[Records about charts and figures]

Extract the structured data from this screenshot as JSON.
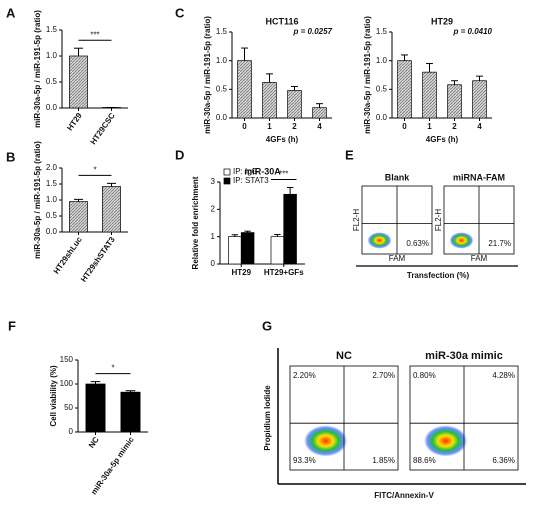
{
  "chart_data": [
    {
      "type": "bar",
      "label": "A",
      "ylabel": "miR-30a-5p / miR-191-5p (ratio)",
      "categories": [
        "HT29",
        "HT29CSC"
      ],
      "values": [
        1.0,
        0.01
      ],
      "errors": [
        0.15,
        0
      ],
      "color": "#b5b5b5",
      "ylim": [
        0,
        1.5
      ],
      "yticks": [
        {
          "value": 0,
          "label": "0.0"
        },
        0.5,
        {
          "value": 1,
          "label": "1.0"
        },
        1.5
      ],
      "annotation": "***"
    },
    {
      "type": "bar",
      "label": "B",
      "ylabel": "miR-30a-5p / miR-191-5p (ratio)",
      "categories": [
        "HT29shLuc",
        "HT29shSTAT3"
      ],
      "values": [
        0.95,
        1.42
      ],
      "errors": [
        0.07,
        0.1
      ],
      "color": "#b5b5b5",
      "ylim": [
        0,
        2
      ],
      "yticks": [
        {
          "value": 0,
          "label": "0.0"
        },
        0.5,
        {
          "value": 1,
          "label": "1.0"
        },
        1.5,
        {
          "value": 2,
          "label": "2.0"
        }
      ],
      "annotation": "*"
    },
    {
      "type": "bar",
      "label": "C",
      "title": "HCT116",
      "ylabel": "miR-30a-5p / miR-191-5p (ratio)",
      "xlabel": "4GFs (h)",
      "categories": [
        "0",
        "1",
        "2",
        "4"
      ],
      "values": [
        1.0,
        0.62,
        0.48,
        0.18
      ],
      "errors": [
        0.22,
        0.15,
        0.07,
        0.07
      ],
      "color": "#b5b5b5",
      "ylim": [
        0,
        1.5
      ],
      "yticks": [
        {
          "value": 0,
          "label": "0.0"
        },
        0.5,
        {
          "value": 1,
          "label": "1.0"
        },
        1.5
      ],
      "annotation": "p = 0.0257"
    },
    {
      "type": "bar",
      "title": "HT29",
      "ylabel": "miR-30a-5p / miR-191-5p (ratio)",
      "xlabel": "4GFs (h)",
      "categories": [
        "0",
        "1",
        "2",
        "4"
      ],
      "values": [
        1.0,
        0.8,
        0.58,
        0.65
      ],
      "errors": [
        0.1,
        0.15,
        0.07,
        0.08
      ],
      "color": "#b5b5b5",
      "ylim": [
        0,
        1.5
      ],
      "yticks": [
        {
          "value": 0,
          "label": "0.0"
        },
        0.5,
        {
          "value": 1,
          "label": "1.0"
        },
        1.5
      ],
      "annotation": "p = 0.0410"
    },
    {
      "type": "bar",
      "label": "D",
      "title": "miR-30A",
      "ylabel": "Relative fold enrichment",
      "categories": [
        "HT29",
        "HT29+GFs"
      ],
      "series": [
        {
          "name": "IP: IgG",
          "color": "#ffffff",
          "values": [
            1.0,
            1.0
          ],
          "errors": [
            0.07,
            0.08
          ]
        },
        {
          "name": "IP: STAT3",
          "color": "#000000",
          "values": [
            1.15,
            2.55
          ],
          "errors": [
            0.05,
            0.25
          ]
        }
      ],
      "ylim": [
        0,
        3
      ],
      "yticks": [
        0,
        1,
        2,
        3
      ],
      "annotation": "***"
    },
    {
      "type": "flow",
      "label": "E",
      "xlabel": "Transfection (%)",
      "panel_xlabel": "FAM",
      "panel_ylabel": "FL2-H",
      "panels": [
        {
          "title": "Blank",
          "values": [
            0.63
          ],
          "value_labels": [
            "0.63%"
          ]
        },
        {
          "title": "miRNA-FAM",
          "values": [
            21.7
          ],
          "value_labels": [
            "21.7%"
          ]
        }
      ]
    },
    {
      "type": "bar",
      "label": "F",
      "ylabel": "Cell viability (%)",
      "categories": [
        "NC",
        "miR-30a-5p mimic"
      ],
      "values": [
        100,
        83
      ],
      "errors": [
        5,
        3
      ],
      "color": "#000000",
      "ylim": [
        0,
        150
      ],
      "yticks": [
        0,
        50,
        100,
        150
      ],
      "annotation": "*"
    },
    {
      "type": "flow",
      "label": "G",
      "xlabel": "FITC/Annexin-V",
      "ylabel": "Propidium Iodide",
      "panels": [
        {
          "title": "NC",
          "values": [
            2.2,
            2.7,
            93.3,
            1.85
          ],
          "value_labels": [
            "2.20%",
            "2.70%",
            "93.3%",
            "1.85%"
          ]
        },
        {
          "title": "miR-30a mimic",
          "values": [
            0.8,
            4.28,
            88.6,
            6.36
          ],
          "value_labels": [
            "0.80%",
            "4.28%",
            "88.6%",
            "6.36%"
          ]
        }
      ]
    }
  ]
}
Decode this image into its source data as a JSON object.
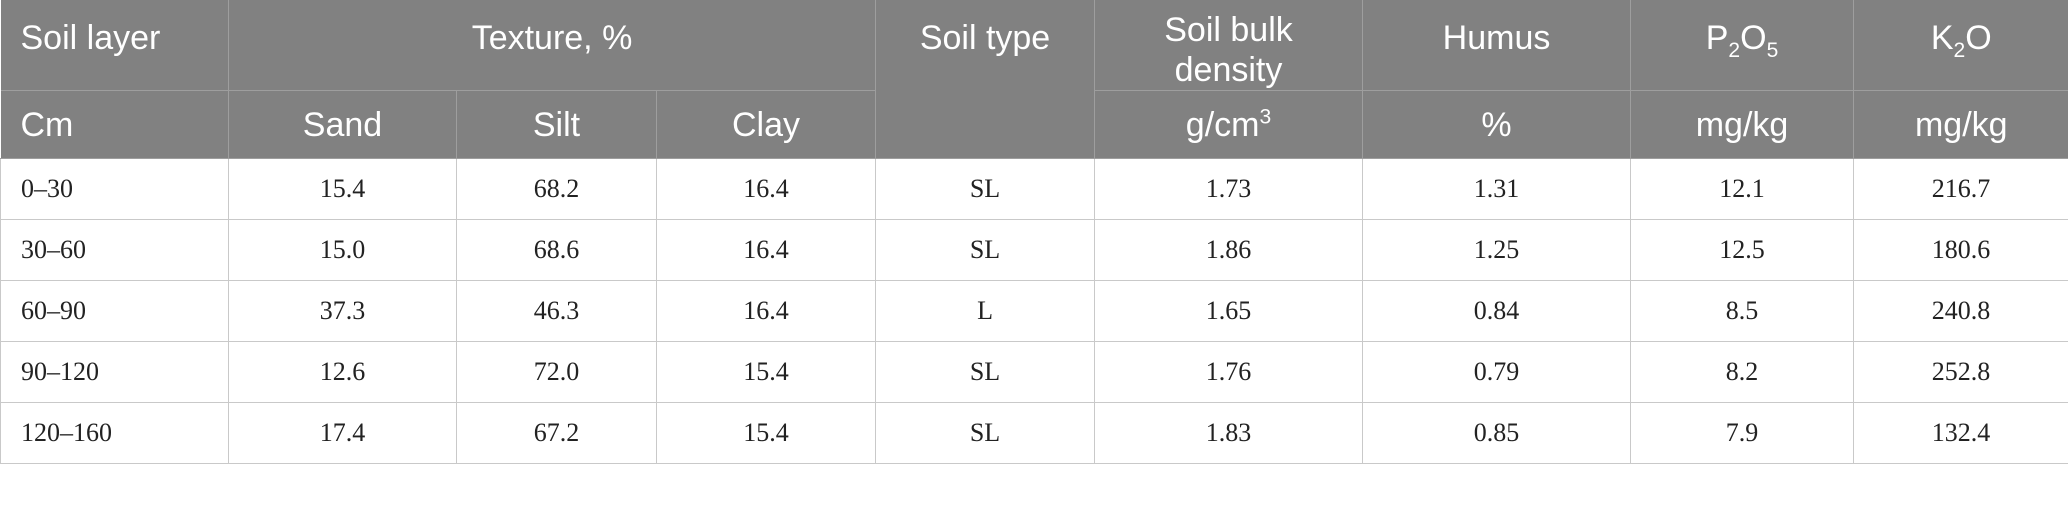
{
  "table": {
    "header_row1": {
      "soil_layer": "Soil layer",
      "texture": "Texture, %",
      "soil_type": "Soil type",
      "bulk_density": "Soil bulk density",
      "humus": "Humus",
      "p2o5": {
        "base1": "P",
        "sub1": "2",
        "base2": "O",
        "sub2": "5"
      },
      "k2o": {
        "base1": "K",
        "sub1": "2",
        "base2": "O"
      }
    },
    "header_row2": {
      "cm": "Cm",
      "sand": "Sand",
      "silt": "Silt",
      "clay": "Clay",
      "bulk_density_unit": {
        "base": "g/cm",
        "sup": "3"
      },
      "humus_unit": "%",
      "p2o5_unit": "mg/kg",
      "k2o_unit": "mg/kg"
    },
    "rows": [
      {
        "layer": "0–30",
        "sand": "15.4",
        "silt": "68.2",
        "clay": "16.4",
        "type": "SL",
        "density": "1.73",
        "humus": "1.31",
        "p2o5": "12.1",
        "k2o": "216.7"
      },
      {
        "layer": "30–60",
        "sand": "15.0",
        "silt": "68.6",
        "clay": "16.4",
        "type": "SL",
        "density": "1.86",
        "humus": "1.25",
        "p2o5": "12.5",
        "k2o": "180.6"
      },
      {
        "layer": "60–90",
        "sand": "37.3",
        "silt": "46.3",
        "clay": "16.4",
        "type": "L",
        "density": "1.65",
        "humus": "0.84",
        "p2o5": "8.5",
        "k2o": "240.8"
      },
      {
        "layer": "90–120",
        "sand": "12.6",
        "silt": "72.0",
        "clay": "15.4",
        "type": "SL",
        "density": "1.76",
        "humus": "0.79",
        "p2o5": "8.2",
        "k2o": "252.8"
      },
      {
        "layer": "120–160",
        "sand": "17.4",
        "silt": "67.2",
        "clay": "15.4",
        "type": "SL",
        "density": "1.83",
        "humus": "0.85",
        "p2o5": "7.9",
        "k2o": "132.4"
      }
    ]
  }
}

To be done:
In the listing, find each line with the string "JSON" and copy it.

Response to this task:
Extract the structured data from this screenshot as JSON.
Decode this image into its source data as a JSON object.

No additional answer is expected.